** What is being asked **
Please reproduce the listing below, everything from the line containing "- participant-name: Inspektur" down to the line containing "- taskbar-outlook[interactable]: O: [230, 681, 276, 719]", swapping "participant-name" for "attendee-name" and leaving all else unchanged.

** Task material **
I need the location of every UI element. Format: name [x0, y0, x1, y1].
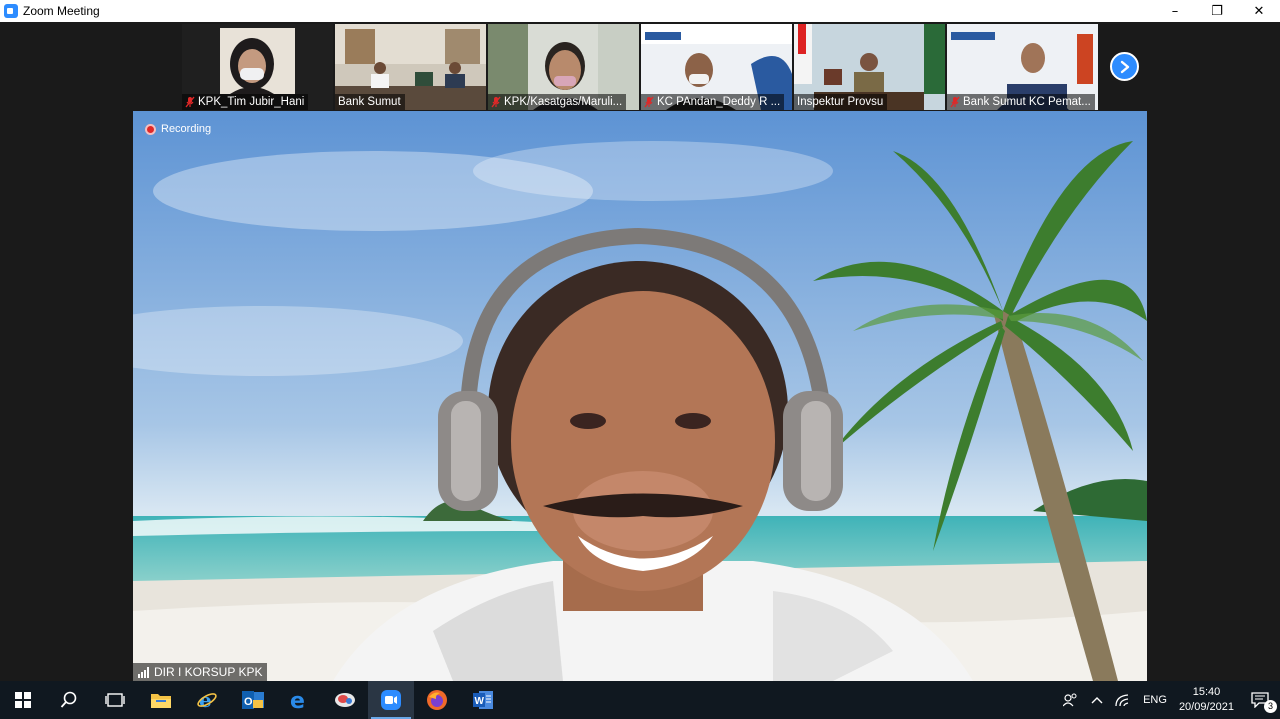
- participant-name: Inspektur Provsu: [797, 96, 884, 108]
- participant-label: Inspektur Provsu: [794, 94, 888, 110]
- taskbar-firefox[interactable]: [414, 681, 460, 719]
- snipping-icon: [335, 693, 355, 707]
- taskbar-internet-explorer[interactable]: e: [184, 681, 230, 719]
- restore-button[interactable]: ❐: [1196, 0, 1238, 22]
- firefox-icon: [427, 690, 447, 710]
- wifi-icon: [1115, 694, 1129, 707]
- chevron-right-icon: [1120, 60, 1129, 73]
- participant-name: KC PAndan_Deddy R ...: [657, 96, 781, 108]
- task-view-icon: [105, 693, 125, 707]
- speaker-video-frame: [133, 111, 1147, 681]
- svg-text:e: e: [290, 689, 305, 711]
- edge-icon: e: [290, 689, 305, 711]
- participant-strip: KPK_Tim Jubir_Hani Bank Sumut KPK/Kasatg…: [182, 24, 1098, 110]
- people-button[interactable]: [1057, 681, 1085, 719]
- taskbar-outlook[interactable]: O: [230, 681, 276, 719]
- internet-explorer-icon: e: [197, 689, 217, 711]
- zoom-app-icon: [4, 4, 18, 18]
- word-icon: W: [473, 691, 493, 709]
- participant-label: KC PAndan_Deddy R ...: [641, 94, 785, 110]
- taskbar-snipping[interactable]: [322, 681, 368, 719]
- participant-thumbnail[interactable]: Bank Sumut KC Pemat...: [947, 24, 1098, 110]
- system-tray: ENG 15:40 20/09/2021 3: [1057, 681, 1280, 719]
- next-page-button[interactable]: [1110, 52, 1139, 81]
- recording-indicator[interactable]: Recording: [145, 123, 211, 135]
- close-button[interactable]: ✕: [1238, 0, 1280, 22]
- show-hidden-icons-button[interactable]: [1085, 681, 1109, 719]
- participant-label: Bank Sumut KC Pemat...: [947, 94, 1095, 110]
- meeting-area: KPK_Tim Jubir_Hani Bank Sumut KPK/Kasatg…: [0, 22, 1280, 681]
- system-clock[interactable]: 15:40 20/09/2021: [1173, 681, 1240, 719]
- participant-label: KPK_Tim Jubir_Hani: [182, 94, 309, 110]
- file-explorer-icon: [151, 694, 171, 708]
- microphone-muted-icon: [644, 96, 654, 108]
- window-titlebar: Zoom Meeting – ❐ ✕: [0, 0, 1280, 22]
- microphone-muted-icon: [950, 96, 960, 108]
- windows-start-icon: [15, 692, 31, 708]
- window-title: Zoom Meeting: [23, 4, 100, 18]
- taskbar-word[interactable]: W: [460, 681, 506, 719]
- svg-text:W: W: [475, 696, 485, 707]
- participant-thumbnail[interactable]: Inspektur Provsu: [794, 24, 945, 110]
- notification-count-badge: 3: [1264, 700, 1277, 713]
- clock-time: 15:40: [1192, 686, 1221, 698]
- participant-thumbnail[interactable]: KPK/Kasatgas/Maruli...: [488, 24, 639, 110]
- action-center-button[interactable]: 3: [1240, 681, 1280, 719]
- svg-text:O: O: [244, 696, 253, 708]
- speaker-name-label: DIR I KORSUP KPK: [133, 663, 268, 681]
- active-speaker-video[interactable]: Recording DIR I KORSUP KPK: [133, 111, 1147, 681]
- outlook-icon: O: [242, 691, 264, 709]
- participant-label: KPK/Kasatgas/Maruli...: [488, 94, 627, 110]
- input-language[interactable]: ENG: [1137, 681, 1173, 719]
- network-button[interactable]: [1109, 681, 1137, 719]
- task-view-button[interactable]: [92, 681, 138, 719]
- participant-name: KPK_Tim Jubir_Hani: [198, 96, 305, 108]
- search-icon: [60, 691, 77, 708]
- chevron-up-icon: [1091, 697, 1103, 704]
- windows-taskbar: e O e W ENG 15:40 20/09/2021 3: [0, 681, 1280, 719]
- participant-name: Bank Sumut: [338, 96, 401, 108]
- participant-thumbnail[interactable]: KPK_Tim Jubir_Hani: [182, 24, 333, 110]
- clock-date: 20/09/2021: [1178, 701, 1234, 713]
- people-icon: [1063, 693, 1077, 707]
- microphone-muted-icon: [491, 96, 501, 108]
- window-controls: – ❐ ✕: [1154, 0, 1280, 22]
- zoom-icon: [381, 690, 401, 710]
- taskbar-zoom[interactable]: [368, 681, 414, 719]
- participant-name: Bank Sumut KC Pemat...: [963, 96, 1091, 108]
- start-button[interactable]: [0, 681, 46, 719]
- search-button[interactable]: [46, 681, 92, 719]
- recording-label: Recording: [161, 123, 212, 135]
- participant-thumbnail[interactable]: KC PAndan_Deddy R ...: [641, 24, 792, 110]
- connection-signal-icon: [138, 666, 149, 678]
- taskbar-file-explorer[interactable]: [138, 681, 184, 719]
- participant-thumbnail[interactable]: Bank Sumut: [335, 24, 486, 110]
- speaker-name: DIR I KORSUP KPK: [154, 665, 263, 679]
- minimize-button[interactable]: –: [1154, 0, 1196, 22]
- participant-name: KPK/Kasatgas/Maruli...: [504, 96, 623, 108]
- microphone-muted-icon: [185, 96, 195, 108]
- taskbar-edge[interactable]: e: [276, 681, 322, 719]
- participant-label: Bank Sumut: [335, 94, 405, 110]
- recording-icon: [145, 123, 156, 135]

--

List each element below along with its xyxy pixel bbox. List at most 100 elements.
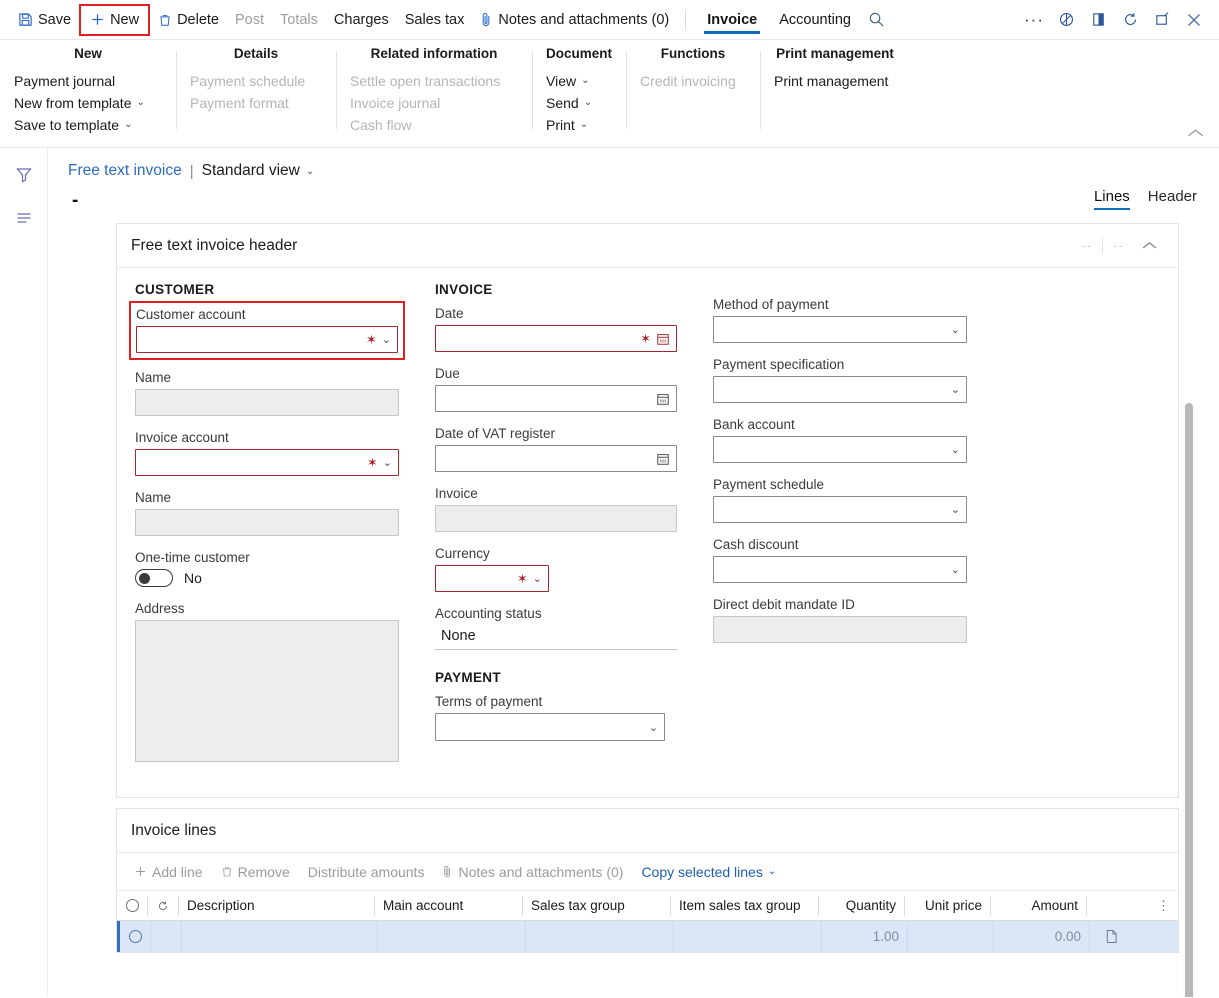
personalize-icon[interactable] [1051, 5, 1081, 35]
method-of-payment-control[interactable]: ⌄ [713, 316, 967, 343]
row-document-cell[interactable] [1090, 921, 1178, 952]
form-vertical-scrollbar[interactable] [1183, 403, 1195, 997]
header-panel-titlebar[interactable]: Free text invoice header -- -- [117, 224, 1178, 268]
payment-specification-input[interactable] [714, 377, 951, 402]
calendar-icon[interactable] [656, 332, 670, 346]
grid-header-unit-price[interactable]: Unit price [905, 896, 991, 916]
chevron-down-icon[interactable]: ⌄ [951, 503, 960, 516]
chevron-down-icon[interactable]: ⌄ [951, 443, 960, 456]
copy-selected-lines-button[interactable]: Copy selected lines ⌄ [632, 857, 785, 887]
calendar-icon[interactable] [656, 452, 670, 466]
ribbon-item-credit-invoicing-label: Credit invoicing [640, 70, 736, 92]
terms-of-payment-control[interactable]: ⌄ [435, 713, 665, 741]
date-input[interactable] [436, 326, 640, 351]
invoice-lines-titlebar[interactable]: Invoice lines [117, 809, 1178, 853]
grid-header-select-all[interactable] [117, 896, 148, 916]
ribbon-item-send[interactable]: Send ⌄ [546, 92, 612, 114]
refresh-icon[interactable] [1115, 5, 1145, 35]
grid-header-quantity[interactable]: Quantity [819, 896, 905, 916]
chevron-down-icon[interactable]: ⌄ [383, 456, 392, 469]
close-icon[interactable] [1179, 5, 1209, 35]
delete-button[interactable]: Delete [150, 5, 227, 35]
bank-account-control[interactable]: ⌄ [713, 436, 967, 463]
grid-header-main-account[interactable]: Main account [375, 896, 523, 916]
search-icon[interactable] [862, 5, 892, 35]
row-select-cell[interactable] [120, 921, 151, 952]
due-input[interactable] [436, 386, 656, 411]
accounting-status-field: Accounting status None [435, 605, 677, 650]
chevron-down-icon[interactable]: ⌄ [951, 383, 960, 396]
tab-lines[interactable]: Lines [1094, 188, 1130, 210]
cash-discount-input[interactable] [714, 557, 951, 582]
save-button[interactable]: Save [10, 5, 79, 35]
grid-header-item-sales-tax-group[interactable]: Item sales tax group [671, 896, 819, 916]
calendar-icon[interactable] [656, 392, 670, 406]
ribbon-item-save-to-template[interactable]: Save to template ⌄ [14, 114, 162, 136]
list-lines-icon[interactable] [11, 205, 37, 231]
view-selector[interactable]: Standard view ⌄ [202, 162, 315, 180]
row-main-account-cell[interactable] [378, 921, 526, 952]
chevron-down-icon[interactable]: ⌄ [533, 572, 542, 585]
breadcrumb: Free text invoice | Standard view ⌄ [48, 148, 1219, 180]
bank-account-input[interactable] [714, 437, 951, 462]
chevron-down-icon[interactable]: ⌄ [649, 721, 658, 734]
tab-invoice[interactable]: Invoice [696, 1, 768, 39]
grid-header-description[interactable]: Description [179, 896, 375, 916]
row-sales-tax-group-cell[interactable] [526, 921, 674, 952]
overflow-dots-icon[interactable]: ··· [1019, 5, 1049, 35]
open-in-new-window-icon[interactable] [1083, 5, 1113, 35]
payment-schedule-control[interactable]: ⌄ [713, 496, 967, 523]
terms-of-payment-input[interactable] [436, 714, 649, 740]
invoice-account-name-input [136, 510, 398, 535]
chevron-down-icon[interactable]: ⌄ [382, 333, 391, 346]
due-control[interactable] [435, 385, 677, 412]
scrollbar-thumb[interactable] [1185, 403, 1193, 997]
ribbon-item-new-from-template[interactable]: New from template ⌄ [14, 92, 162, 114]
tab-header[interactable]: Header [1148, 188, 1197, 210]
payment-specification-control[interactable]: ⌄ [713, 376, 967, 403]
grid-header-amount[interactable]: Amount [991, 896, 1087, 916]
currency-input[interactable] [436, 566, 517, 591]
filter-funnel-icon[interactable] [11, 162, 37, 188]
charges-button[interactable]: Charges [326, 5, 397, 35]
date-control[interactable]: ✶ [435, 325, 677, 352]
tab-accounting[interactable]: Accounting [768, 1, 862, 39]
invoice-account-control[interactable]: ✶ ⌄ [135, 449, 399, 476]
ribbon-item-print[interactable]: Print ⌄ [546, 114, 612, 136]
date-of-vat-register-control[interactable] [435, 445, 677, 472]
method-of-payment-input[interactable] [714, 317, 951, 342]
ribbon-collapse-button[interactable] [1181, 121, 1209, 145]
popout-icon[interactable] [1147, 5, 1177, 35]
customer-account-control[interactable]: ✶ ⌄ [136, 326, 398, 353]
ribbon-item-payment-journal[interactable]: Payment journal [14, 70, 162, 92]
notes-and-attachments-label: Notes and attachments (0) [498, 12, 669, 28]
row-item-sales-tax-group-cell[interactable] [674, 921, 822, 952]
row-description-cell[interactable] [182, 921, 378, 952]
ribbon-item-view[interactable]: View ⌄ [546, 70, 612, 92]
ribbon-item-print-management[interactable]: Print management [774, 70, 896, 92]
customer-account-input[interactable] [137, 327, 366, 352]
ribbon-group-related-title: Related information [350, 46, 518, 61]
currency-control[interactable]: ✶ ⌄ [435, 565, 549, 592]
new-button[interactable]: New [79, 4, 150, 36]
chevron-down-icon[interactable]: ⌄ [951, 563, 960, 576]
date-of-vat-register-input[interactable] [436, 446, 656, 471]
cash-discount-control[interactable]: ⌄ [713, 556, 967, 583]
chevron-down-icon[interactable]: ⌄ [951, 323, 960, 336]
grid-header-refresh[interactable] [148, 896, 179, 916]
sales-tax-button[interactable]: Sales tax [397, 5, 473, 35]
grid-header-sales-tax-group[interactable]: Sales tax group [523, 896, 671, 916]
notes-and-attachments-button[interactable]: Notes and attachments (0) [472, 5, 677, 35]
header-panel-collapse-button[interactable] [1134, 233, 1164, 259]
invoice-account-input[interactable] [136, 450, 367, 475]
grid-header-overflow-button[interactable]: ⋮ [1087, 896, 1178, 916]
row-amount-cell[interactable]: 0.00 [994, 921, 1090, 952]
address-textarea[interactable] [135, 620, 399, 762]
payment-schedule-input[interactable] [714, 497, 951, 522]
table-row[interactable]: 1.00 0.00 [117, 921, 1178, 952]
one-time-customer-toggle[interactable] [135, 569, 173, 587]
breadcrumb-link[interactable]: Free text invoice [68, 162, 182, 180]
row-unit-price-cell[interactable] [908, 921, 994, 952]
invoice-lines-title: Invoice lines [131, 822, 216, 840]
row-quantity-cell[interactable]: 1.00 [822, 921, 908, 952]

** Output below **
- attendee-name: Inspektur Provsu: [797, 96, 884, 108]
- participant-label: Inspektur Provsu: [794, 94, 888, 110]
- taskbar-firefox[interactable]: [414, 681, 460, 719]
- snipping-icon: [335, 693, 355, 707]
- taskbar-internet-explorer[interactable]: e: [184, 681, 230, 719]
- restore-button[interactable]: ❐: [1196, 0, 1238, 22]
- firefox-icon: [427, 690, 447, 710]
- wifi-icon: [1115, 694, 1129, 707]
- chevron-right-icon: [1120, 60, 1129, 73]
- attendee-name: KC PAndan_Deddy R ...: [657, 96, 781, 108]
- task-view-icon: [105, 693, 125, 707]
- speaker-video-frame: [133, 111, 1147, 681]
- svg-text:e: e: [290, 689, 305, 711]
- edge-icon: e: [290, 689, 305, 711]
- participant-strip: KPK_Tim Jubir_Hani Bank Sumut KPK/Kasatg…: [182, 24, 1098, 110]
- people-button[interactable]: [1057, 681, 1085, 719]
- taskbar-outlook[interactable]: O: [230, 681, 276, 719]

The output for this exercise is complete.